Set down the whole listing below exactly, without pictures.

### [RECORDS PROVIDED]
* * * *
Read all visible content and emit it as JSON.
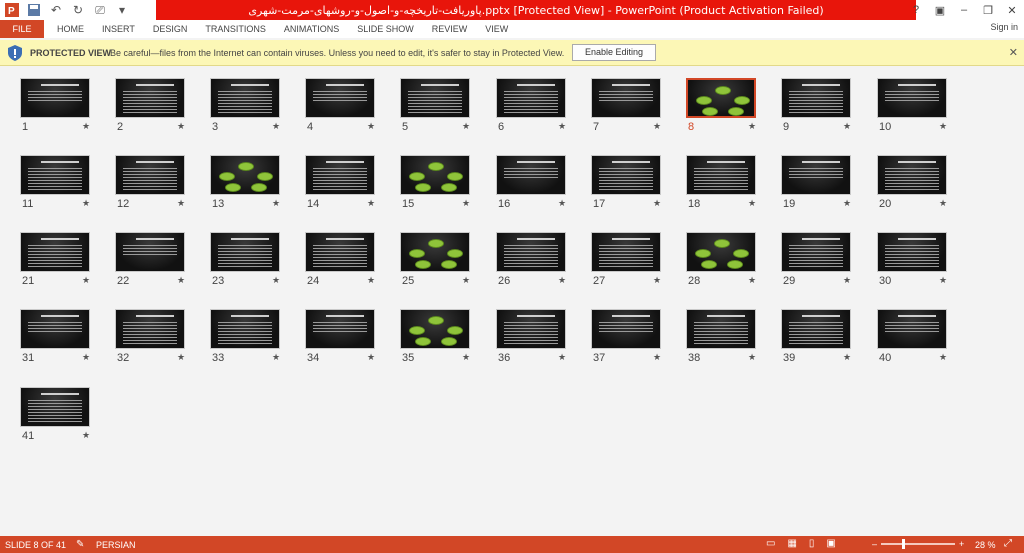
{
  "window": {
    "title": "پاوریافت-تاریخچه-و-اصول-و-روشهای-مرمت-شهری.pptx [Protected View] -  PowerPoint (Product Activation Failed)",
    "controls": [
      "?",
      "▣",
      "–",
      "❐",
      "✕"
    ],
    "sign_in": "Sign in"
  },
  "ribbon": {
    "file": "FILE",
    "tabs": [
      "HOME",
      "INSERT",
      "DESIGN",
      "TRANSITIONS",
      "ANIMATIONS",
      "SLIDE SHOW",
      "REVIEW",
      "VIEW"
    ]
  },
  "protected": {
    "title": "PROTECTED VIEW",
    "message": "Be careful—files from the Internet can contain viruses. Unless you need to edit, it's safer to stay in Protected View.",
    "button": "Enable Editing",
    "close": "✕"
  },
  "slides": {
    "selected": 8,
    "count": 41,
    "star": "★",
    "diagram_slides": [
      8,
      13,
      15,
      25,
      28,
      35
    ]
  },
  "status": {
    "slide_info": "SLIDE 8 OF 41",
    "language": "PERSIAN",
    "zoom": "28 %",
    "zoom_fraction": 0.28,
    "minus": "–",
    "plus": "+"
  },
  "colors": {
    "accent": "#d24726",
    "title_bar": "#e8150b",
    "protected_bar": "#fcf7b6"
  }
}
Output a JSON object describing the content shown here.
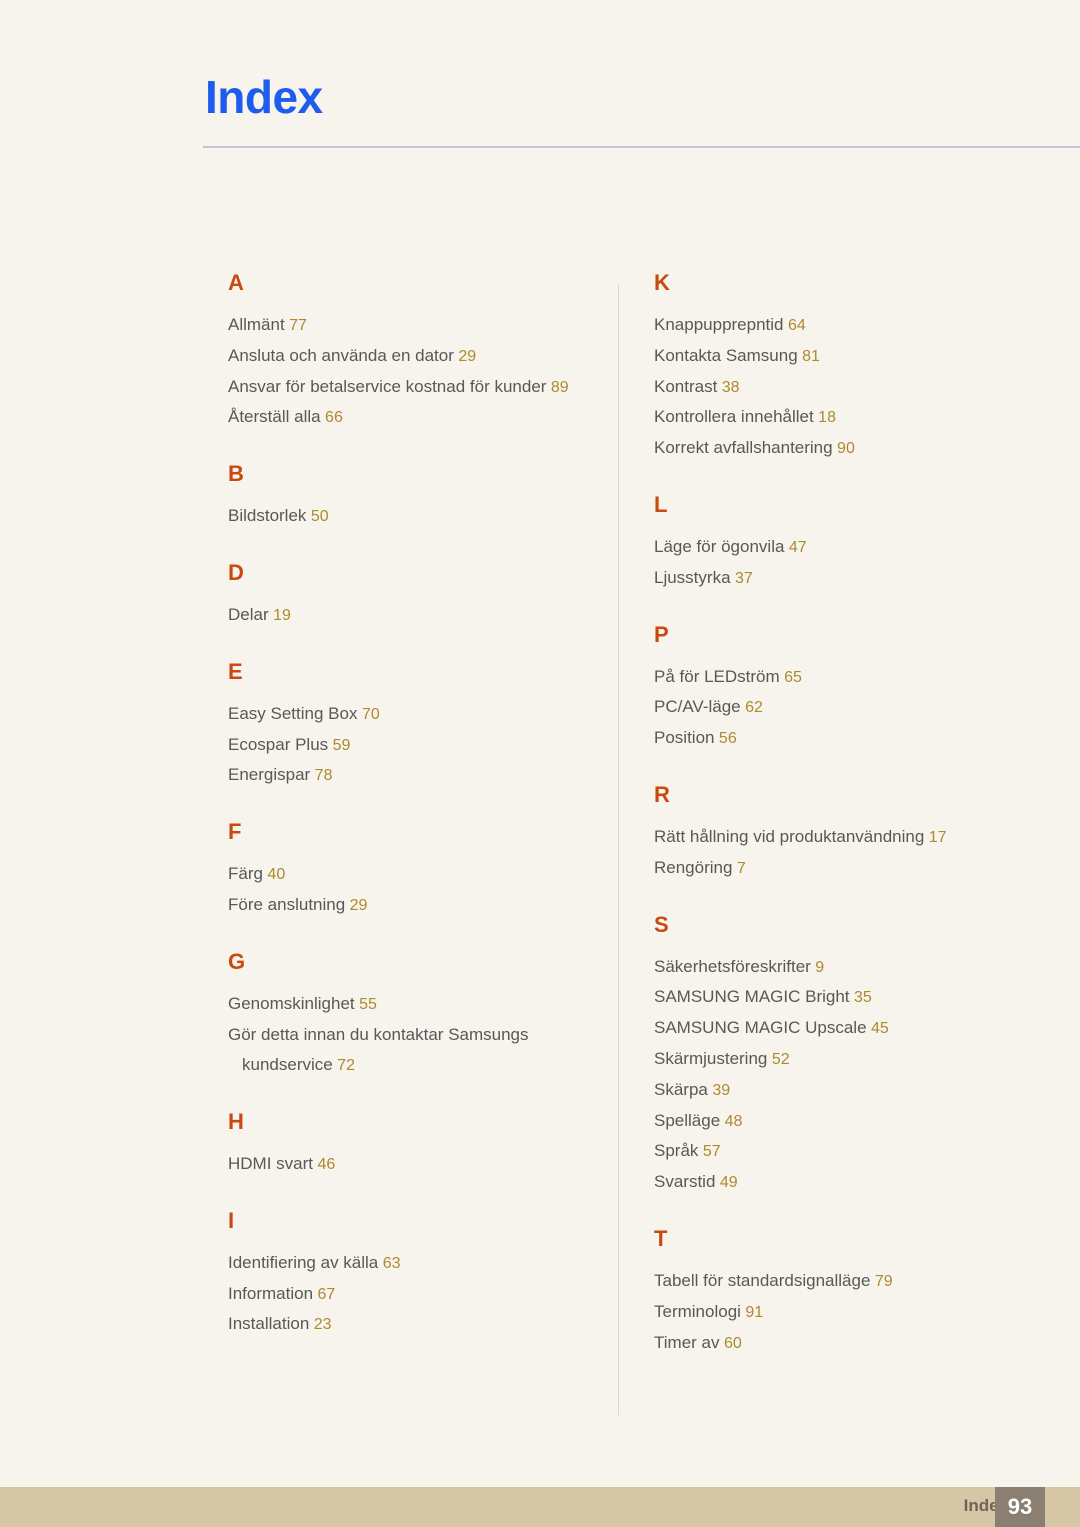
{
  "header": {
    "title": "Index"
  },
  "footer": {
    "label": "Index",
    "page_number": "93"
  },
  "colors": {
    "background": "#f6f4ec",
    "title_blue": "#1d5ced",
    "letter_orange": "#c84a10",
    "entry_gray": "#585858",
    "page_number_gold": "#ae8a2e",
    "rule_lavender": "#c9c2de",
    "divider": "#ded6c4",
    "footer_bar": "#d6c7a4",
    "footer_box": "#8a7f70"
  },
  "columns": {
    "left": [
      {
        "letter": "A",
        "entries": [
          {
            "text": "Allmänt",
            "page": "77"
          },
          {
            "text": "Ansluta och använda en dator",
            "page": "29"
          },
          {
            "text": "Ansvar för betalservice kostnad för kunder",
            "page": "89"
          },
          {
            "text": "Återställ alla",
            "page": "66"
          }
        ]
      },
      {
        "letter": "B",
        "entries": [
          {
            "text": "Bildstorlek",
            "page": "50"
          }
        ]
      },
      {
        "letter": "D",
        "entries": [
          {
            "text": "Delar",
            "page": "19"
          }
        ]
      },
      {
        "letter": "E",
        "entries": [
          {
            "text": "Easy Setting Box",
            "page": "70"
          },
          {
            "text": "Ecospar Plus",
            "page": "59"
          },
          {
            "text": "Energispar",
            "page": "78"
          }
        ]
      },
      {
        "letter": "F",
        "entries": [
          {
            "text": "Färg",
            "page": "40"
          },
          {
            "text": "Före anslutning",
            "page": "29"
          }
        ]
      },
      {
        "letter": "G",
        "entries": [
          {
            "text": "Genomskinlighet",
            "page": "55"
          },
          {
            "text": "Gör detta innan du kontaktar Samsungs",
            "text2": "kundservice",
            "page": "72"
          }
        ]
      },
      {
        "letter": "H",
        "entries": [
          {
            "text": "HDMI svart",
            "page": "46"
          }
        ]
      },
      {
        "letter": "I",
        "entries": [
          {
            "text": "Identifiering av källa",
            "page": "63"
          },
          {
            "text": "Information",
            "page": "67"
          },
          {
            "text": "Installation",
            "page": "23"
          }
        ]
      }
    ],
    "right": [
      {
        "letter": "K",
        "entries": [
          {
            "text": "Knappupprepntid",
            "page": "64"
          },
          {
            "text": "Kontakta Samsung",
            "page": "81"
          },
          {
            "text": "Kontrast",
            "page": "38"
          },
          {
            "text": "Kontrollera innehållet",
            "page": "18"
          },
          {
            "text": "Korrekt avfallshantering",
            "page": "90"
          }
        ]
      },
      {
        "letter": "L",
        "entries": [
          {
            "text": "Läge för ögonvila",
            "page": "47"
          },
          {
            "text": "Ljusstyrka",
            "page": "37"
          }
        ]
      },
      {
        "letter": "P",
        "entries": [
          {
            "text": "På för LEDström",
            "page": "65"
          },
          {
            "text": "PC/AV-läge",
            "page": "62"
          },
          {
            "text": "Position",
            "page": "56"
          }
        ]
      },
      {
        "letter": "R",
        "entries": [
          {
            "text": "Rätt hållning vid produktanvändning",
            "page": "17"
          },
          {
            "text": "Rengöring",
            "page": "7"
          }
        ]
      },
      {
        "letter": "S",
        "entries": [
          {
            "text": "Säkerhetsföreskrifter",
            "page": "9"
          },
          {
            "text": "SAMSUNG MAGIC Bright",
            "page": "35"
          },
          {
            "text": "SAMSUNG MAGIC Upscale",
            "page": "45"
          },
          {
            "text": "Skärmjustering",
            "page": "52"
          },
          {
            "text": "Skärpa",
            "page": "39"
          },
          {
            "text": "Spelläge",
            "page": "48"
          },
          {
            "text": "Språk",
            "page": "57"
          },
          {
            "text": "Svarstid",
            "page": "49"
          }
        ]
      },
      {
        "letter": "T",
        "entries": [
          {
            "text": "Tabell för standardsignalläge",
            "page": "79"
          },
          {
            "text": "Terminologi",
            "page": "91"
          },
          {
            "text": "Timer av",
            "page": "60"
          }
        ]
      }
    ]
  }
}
* * * *
### [EXPECTED ANSWER]
Read all visible content and emit it as JSON.
{
  "window": {
    "title": "پاوریافت-تاریخچه-و-اصول-و-روشهای-مرمت-شهری.pptx [Protected View] -  PowerPoint (Product Activation Failed)",
    "controls": [
      "?",
      "▣",
      "–",
      "❐",
      "✕"
    ],
    "sign_in": "Sign in"
  },
  "ribbon": {
    "file": "FILE",
    "tabs": [
      "HOME",
      "INSERT",
      "DESIGN",
      "TRANSITIONS",
      "ANIMATIONS",
      "SLIDE SHOW",
      "REVIEW",
      "VIEW"
    ]
  },
  "protected": {
    "title": "PROTECTED VIEW",
    "message": "Be careful—files from the Internet can contain viruses. Unless you need to edit, it's safer to stay in Protected View.",
    "button": "Enable Editing",
    "close": "✕"
  },
  "slides": {
    "selected": 8,
    "count": 41,
    "star": "★",
    "diagram_slides": [
      8,
      13,
      15,
      25,
      28,
      35
    ]
  },
  "status": {
    "slide_info": "SLIDE 8 OF 41",
    "language": "PERSIAN",
    "zoom": "28 %",
    "zoom_fraction": 0.28,
    "minus": "–",
    "plus": "+"
  },
  "colors": {
    "accent": "#d24726",
    "title_bar": "#e8150b",
    "protected_bar": "#fcf7b6"
  }
}
Output a JSON object describing the content shown here.
{
  "header": {
    "title": "Index"
  },
  "footer": {
    "label": "Index",
    "page_number": "93"
  },
  "colors": {
    "background": "#f6f4ec",
    "title_blue": "#1d5ced",
    "letter_orange": "#c84a10",
    "entry_gray": "#585858",
    "page_number_gold": "#ae8a2e",
    "rule_lavender": "#c9c2de",
    "divider": "#ded6c4",
    "footer_bar": "#d6c7a4",
    "footer_box": "#8a7f70"
  },
  "columns": {
    "left": [
      {
        "letter": "A",
        "entries": [
          {
            "text": "Allmänt",
            "page": "77"
          },
          {
            "text": "Ansluta och använda en dator",
            "page": "29"
          },
          {
            "text": "Ansvar för betalservice kostnad för kunder",
            "page": "89"
          },
          {
            "text": "Återställ alla",
            "page": "66"
          }
        ]
      },
      {
        "letter": "B",
        "entries": [
          {
            "text": "Bildstorlek",
            "page": "50"
          }
        ]
      },
      {
        "letter": "D",
        "entries": [
          {
            "text": "Delar",
            "page": "19"
          }
        ]
      },
      {
        "letter": "E",
        "entries": [
          {
            "text": "Easy Setting Box",
            "page": "70"
          },
          {
            "text": "Ecospar Plus",
            "page": "59"
          },
          {
            "text": "Energispar",
            "page": "78"
          }
        ]
      },
      {
        "letter": "F",
        "entries": [
          {
            "text": "Färg",
            "page": "40"
          },
          {
            "text": "Före anslutning",
            "page": "29"
          }
        ]
      },
      {
        "letter": "G",
        "entries": [
          {
            "text": "Genomskinlighet",
            "page": "55"
          },
          {
            "text": "Gör detta innan du kontaktar Samsungs",
            "text2": "kundservice",
            "page": "72"
          }
        ]
      },
      {
        "letter": "H",
        "entries": [
          {
            "text": "HDMI svart",
            "page": "46"
          }
        ]
      },
      {
        "letter": "I",
        "entries": [
          {
            "text": "Identifiering av källa",
            "page": "63"
          },
          {
            "text": "Information",
            "page": "67"
          },
          {
            "text": "Installation",
            "page": "23"
          }
        ]
      }
    ],
    "right": [
      {
        "letter": "K",
        "entries": [
          {
            "text": "Knappupprepntid",
            "page": "64"
          },
          {
            "text": "Kontakta Samsung",
            "page": "81"
          },
          {
            "text": "Kontrast",
            "page": "38"
          },
          {
            "text": "Kontrollera innehållet",
            "page": "18"
          },
          {
            "text": "Korrekt avfallshantering",
            "page": "90"
          }
        ]
      },
      {
        "letter": "L",
        "entries": [
          {
            "text": "Läge för ögonvila",
            "page": "47"
          },
          {
            "text": "Ljusstyrka",
            "page": "37"
          }
        ]
      },
      {
        "letter": "P",
        "entries": [
          {
            "text": "På för LEDström",
            "page": "65"
          },
          {
            "text": "PC/AV-läge",
            "page": "62"
          },
          {
            "text": "Position",
            "page": "56"
          }
        ]
      },
      {
        "letter": "R",
        "entries": [
          {
            "text": "Rätt hållning vid produktanvändning",
            "page": "17"
          },
          {
            "text": "Rengöring",
            "page": "7"
          }
        ]
      },
      {
        "letter": "S",
        "entries": [
          {
            "text": "Säkerhetsföreskrifter",
            "page": "9"
          },
          {
            "text": "SAMSUNG MAGIC Bright",
            "page": "35"
          },
          {
            "text": "SAMSUNG MAGIC Upscale",
            "page": "45"
          },
          {
            "text": "Skärmjustering",
            "page": "52"
          },
          {
            "text": "Skärpa",
            "page": "39"
          },
          {
            "text": "Spelläge",
            "page": "48"
          },
          {
            "text": "Språk",
            "page": "57"
          },
          {
            "text": "Svarstid",
            "page": "49"
          }
        ]
      },
      {
        "letter": "T",
        "entries": [
          {
            "text": "Tabell för standardsignalläge",
            "page": "79"
          },
          {
            "text": "Terminologi",
            "page": "91"
          },
          {
            "text": "Timer av",
            "page": "60"
          }
        ]
      }
    ]
  }
}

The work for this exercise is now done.